** Given request **
Pick every line from the data that holds the word "подлежат".

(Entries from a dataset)
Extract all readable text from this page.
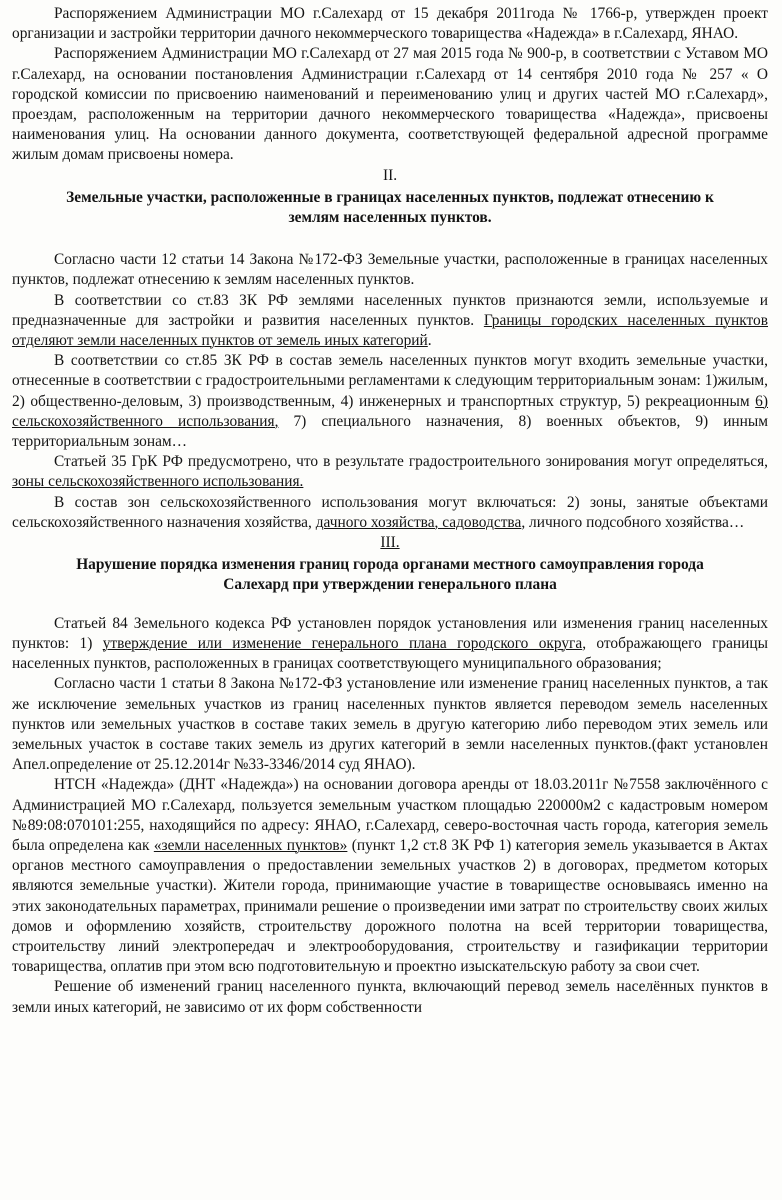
Распоряжением Администрации МО г.Салехард от 15 декабря 2011года № 1766-р, утвержден проект организации и застройки территории дачного некоммерческого товарищества «Надежда» в г.Салехард, ЯНАО.

Распоряжением Администрации МО г.Салехард от 27 мая 2015 года № 900-р, в соответствии с Уставом МО г.Салехард, на основании постановления Администрации г.Салехард от 14 сентября 2010 года № 257 « О городской комиссии по присвоению наименований и переименованию улиц и других частей МО г.Салехард», проездам, расположенным на территории дачного некоммерческого товарищества «Надежда», присвоены наименования улиц. На основании данного документа, соответствующей федеральной адресной программе жилым домам присвоены номера.

II.
Земельные участки, расположенные в границах населенных пунктов, подлежат отнесению к землям населенных пунктов.

Согласно части 12 статьи 14 Закона №172-ФЗ Земельные участки, расположенные в границах населенных пунктов, подлежат отнесению к землям населенных пунктов.

В соответствии со ст.83 ЗК РФ землями населенных пунктов признаются земли, используемые и предназначенные для застройки и развития населенных пунктов. Границы городских населенных пунктов отделяют земли населенных пунктов от земель иных категорий.

В соответствии со ст.85 ЗК РФ в состав земель населенных пунктов могут входить земельные участки, отнесенные в соответствии с градостроительными регламентами к следующим территориальным зонам: 1)жилым, 2) общественно-деловым, 3) производственным, 4) инженерных и транспортных структур, 5) рекреационным 6) сельскохозяйственного использования, 7) специального назначения, 8) военных объектов, 9) инным территориальным зонам…

Статьей 35 ГрК РФ предусмотрено, что в результате градостроительного зонирования могут определяться, зоны сельскохозяйственного использования.

В состав зон сельскохозяйственного использования могут включаться: 2) зоны, занятые объектами сельскохозяйственного назначения хозяйства, дачного хозяйства, садоводства, личного подсобного хозяйства…

III.
Нарушение порядка изменения границ города органами местного самоуправления города Салехард при утверждении генерального плана

Статьей 84 Земельного кодекса РФ установлен порядок установления или изменения границ населенных пунктов: 1) утверждение или изменение генерального плана городского округа, отображающего границы населенных пунктов, расположенных в границах соответствующего муниципального образования;

Согласно части 1 статьи 8 Закона №172-ФЗ установление или изменение границ населенных пунктов, а так же исключение земельных участков из границ населенных пунктов является переводом земель населенных пунктов или земельных участков в составе таких земель в другую категорию либо переводом этих земель или земельных участок в составе таких земель из других категорий в земли населенных пунктов.(факт установлен Апел.определение от 25.12.2014г №33-3346/2014 суд ЯНАО).

НТСН «Надежда» (ДНТ «Надежда») на основании договора аренды от 18.03.2011г №7558 заключённого с Администрацией МО г.Салехард, пользуется земельным участком площадью 220000м2 с кадастровым номером №89:08:070101:255, находящийся по адресу: ЯНАО, г.Салехард, северо-восточная часть города, категория земель была определена как «земли населенных пунктов» (пункт 1,2 ст.8 ЗК РФ 1) категория земель указывается в Актах органов местного самоуправления о предоставлении земельных участков 2) в договорах, предметом которых являются земельные участки). Жители города, принимающие участие в товариществе основываясь именно на этих законодательных параметрах, принимали решение о произведении ими затрат по строительству своих жилых домов и оформлению хозяйств, строительству дорожного полотна на всей территории товарищества, строительству линий электропередач и электрооборудования, строительству и газификации территории товарищества, оплатив при этом всю подготовительную и проектно изыскательскую работу за свои счет.

Решение об изменений границ населенного пункта, включающий перевод земель населённых пунктов в земли иных категорий, не зависимо от их форм собственности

** Reply to the exercise **
Земельные участки, расположенные в границах населенных пунктов, подлежат отнесению к землям населенных пунктов.
Согласно части 12 статьи 14 Закона №172-ФЗ Земельные участки, расположенные в границах населенных пунктов, подлежат отнесению к землям населенных пунктов.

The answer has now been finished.